**Goal**: Using the data below, copy each line that includes the word "归母净利润".

---- Exercise data

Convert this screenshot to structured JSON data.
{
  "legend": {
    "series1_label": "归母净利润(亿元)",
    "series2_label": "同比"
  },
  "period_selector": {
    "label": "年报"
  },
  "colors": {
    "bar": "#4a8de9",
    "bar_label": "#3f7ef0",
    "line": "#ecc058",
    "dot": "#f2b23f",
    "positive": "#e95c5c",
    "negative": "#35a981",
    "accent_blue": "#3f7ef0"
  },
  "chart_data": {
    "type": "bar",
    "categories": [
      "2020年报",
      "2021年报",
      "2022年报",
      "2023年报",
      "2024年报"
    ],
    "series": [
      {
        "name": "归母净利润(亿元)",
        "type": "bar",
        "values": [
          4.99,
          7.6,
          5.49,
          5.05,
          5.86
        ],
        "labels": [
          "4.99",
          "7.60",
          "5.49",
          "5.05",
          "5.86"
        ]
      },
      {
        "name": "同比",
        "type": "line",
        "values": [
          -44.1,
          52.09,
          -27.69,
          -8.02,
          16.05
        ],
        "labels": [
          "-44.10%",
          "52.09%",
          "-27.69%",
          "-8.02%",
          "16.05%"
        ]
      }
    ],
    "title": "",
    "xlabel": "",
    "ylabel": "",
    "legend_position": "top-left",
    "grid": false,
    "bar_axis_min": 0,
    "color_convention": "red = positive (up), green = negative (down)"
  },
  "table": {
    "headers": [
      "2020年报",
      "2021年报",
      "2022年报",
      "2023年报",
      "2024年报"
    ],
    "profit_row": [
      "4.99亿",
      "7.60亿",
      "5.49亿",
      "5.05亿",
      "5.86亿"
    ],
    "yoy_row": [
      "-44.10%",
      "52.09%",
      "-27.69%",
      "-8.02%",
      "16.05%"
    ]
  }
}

--------

**Correct answer**:
    "series1_label": "归母净利润(亿元)",
        "name": "归母净利润(亿元)",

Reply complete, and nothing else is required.